[BEGIN]
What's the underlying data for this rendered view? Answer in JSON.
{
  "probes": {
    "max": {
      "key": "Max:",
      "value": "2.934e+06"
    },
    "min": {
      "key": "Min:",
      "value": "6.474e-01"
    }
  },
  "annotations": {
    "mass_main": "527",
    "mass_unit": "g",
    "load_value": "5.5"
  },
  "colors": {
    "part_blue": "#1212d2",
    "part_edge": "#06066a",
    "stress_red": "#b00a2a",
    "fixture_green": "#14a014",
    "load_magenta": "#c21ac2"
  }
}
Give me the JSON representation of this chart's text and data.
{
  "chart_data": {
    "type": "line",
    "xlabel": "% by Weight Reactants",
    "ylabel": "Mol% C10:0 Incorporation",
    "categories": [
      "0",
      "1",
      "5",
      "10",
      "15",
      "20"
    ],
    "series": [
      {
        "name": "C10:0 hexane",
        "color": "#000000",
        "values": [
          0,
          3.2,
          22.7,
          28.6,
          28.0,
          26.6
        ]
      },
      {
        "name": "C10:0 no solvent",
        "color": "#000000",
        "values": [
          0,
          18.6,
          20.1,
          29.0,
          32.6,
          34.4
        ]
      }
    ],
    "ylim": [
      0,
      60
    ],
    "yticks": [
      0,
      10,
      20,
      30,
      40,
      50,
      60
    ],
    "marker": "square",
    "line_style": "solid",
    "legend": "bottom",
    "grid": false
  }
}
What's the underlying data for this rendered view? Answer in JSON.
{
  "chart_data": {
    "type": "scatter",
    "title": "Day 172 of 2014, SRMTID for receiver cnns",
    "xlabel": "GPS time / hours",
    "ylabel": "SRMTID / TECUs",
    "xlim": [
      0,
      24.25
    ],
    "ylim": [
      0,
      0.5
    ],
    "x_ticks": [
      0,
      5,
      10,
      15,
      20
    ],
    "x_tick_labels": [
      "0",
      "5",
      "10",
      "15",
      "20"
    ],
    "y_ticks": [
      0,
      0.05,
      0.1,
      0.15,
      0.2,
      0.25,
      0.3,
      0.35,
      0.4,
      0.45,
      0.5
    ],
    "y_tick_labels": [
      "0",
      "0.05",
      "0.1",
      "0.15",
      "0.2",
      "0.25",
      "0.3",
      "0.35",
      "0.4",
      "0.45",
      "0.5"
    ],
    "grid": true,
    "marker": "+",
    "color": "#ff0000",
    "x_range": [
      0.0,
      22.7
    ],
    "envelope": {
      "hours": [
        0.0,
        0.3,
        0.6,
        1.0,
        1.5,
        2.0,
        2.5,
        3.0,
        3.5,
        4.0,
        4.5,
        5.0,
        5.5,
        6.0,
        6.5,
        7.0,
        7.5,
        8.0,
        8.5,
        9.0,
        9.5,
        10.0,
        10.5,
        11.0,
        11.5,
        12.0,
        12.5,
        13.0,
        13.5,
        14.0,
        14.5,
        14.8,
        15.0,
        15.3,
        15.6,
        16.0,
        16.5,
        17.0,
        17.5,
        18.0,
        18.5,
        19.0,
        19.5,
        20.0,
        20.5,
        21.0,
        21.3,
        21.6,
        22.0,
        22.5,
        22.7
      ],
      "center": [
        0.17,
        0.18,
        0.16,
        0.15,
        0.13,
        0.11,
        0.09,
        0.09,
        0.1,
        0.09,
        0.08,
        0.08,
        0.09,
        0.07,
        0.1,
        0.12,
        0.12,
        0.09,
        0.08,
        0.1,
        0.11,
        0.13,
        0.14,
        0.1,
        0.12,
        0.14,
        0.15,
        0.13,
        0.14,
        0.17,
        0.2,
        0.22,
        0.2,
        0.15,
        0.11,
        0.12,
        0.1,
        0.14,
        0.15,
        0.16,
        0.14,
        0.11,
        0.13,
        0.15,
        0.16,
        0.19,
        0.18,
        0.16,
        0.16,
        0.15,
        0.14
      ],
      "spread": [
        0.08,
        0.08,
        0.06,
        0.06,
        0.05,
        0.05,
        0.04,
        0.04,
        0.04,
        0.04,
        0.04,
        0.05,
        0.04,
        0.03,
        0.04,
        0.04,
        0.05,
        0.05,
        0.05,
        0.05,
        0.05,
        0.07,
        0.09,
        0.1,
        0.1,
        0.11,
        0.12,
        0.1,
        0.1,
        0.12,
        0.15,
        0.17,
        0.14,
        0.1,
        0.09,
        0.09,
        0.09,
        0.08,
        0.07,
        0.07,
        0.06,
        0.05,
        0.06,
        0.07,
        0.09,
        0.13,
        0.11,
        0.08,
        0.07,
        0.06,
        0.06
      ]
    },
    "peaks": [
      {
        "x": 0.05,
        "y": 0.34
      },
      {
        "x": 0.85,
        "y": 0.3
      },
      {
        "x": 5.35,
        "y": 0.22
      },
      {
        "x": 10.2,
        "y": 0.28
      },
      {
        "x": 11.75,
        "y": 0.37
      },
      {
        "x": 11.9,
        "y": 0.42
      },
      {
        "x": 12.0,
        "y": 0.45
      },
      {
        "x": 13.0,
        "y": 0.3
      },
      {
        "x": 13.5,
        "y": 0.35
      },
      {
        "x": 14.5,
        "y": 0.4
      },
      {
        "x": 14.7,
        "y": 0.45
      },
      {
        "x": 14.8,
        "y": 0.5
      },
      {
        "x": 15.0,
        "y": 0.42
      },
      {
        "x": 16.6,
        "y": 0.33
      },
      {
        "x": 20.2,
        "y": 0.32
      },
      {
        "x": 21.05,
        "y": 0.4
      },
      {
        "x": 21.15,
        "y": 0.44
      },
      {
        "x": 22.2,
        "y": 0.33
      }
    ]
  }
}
[END]
> [What the task requires]: Which lines of the data include "ylabel"? Copy each of them.

> [Written answer]:
    "ylabel": "Mol% C10:0 Incorporation",
    "ylabel": "SRMTID / TECUs",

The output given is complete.